**Lesetext:**
_____
Strahlenerkrankung des Dünndarmes (Strahlenenteritis) – Einleitung

Bei der Strahlenenteritis (Synonyme: Bestrahlungsschaden; Komplikation durch Strahlenbehandlung; Strahlenerkrankung des Dünndarmes; strahleninduzierte Enteropathie; ICD-10-GM T66: Nicht näher bezeichnete Schäden durch Strahlung) handelt es sich um eine Entzündung des Darmes, die durch Radiatio (Strahlentherapie) am Abdomen (Bauchraum) oder Becken aufgrund eines Tumorleidens verursacht wurde.

Der Magen-Darm-Trakt zählt zu den mäßig strahlenempfindlichen Organsystemen, die Stammzellen des Dünndarmepithels jedoch zu den hoch strahlensensiblen Geweben.

Formen der Strahlenenteritis

Akute Strahlenenteritis

  • Definition: Entzündung des Darms, die kurz nach der Strahlentherapie auftritt.
_____
**Extrahierte Datensätze:**
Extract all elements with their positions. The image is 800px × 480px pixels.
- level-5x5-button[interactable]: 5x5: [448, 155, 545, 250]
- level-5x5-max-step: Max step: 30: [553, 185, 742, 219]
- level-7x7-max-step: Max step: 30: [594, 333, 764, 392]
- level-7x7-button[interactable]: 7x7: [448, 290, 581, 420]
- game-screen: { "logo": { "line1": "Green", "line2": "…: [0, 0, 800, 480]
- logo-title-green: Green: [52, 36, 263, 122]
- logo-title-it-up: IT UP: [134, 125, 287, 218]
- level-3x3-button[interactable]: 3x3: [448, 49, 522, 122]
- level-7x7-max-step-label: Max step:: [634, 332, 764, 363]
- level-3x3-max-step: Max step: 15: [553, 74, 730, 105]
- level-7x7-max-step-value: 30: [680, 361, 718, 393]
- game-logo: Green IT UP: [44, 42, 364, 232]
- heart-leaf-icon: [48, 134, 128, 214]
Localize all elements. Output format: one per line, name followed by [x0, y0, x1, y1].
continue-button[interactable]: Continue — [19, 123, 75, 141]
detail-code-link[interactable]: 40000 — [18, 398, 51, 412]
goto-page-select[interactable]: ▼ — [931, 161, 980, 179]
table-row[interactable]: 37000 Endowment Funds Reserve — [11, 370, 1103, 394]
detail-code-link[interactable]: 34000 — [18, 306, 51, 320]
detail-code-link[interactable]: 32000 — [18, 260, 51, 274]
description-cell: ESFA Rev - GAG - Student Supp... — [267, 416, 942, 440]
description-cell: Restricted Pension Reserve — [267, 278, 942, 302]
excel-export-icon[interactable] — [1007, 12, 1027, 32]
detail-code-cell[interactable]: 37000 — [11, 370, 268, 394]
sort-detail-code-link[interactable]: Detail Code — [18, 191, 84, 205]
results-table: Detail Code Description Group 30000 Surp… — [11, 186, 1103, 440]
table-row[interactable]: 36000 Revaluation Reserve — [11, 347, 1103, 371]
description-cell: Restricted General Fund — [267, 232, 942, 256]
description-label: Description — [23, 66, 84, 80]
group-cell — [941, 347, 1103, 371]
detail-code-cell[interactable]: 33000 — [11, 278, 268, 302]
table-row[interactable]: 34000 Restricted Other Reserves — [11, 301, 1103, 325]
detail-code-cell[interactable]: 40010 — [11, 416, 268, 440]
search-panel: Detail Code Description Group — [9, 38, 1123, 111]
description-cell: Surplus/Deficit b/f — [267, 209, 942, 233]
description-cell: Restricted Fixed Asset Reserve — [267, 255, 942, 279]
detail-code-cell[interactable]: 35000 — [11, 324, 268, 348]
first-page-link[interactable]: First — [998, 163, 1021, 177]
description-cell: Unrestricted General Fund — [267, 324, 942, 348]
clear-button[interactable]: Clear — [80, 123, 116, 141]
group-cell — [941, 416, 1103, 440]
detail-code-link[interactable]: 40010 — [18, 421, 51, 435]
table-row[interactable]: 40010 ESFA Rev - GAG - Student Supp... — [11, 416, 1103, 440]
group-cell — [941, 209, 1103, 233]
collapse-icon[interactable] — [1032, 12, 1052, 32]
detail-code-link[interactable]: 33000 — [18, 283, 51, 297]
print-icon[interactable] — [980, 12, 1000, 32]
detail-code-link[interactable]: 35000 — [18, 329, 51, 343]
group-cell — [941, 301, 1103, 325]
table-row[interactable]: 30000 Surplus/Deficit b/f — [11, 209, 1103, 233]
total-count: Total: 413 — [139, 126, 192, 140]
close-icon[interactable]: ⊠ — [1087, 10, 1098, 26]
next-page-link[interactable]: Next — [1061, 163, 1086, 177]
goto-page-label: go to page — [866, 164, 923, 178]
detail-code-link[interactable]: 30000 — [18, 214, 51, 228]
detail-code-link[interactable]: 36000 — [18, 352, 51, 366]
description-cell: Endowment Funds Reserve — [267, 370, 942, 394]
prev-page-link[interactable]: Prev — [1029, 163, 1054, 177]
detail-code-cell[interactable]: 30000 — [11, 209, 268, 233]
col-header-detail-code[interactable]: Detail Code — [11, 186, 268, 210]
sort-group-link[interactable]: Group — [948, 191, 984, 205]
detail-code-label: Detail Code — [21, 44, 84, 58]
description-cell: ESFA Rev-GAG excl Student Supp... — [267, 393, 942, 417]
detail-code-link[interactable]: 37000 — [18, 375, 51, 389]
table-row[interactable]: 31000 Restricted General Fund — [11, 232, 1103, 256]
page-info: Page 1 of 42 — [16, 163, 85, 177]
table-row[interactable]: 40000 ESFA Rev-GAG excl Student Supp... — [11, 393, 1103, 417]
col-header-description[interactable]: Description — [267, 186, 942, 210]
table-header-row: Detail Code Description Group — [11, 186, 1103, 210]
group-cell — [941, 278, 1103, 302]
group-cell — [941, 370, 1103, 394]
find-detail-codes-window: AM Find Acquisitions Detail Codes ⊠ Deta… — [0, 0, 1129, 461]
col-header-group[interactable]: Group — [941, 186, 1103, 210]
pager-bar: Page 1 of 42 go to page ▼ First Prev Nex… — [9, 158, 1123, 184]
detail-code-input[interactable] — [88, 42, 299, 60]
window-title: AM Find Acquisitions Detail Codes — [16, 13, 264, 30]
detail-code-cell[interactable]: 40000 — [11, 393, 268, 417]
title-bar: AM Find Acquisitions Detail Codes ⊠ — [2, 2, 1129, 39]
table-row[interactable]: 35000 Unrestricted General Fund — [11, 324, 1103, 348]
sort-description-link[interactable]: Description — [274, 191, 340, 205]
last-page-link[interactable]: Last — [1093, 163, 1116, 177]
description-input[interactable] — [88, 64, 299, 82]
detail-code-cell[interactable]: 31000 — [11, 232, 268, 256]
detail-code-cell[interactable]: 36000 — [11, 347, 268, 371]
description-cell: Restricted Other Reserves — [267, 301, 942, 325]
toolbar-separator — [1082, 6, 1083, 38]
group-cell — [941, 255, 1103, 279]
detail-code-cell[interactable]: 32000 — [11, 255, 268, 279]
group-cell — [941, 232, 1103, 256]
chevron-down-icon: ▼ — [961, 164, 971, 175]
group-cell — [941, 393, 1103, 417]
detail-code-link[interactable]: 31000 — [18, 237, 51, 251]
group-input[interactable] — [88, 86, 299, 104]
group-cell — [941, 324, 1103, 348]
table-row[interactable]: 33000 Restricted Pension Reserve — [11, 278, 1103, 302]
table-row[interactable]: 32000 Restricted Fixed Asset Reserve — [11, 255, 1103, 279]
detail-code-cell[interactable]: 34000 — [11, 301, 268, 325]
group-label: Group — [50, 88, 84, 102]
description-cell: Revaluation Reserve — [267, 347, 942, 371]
_____
**Arbeitsauftrag:**
Prüfen Sie bitte, ob die folgenden Aussagen mit dem Lesetext über die Strahlenenteritis übereinstimmen, und belegen Sie jede Antwort (Ja oder Nein) mit einem wörtlichen Zitat aus dem Text.
1. Die Strahlenenteritis wird durch eine Strahlentherapie am Abdomen oder Becken verursacht.
2. Der Magen-Darm-Trakt gehört zu den hoch strahlensensiblen Organsystemen.
3. Die akute Strahlenenteritis tritt erst lange nach der Strahlentherapie auf.

**Lösung:**
1. Ja: „die durch Radiatio (Strahlentherapie) am Abdomen (Bauchraum) oder Becken aufgrund eines Tumorleidens verursacht wurde“
2. Nein: „Der Magen-Darm-Trakt zählt zu den mäßig strahlenempfindlichen Organsystemen“
3. Nein: „Entzündung des Darms, die kurz nach der Strahlentherapie auftritt“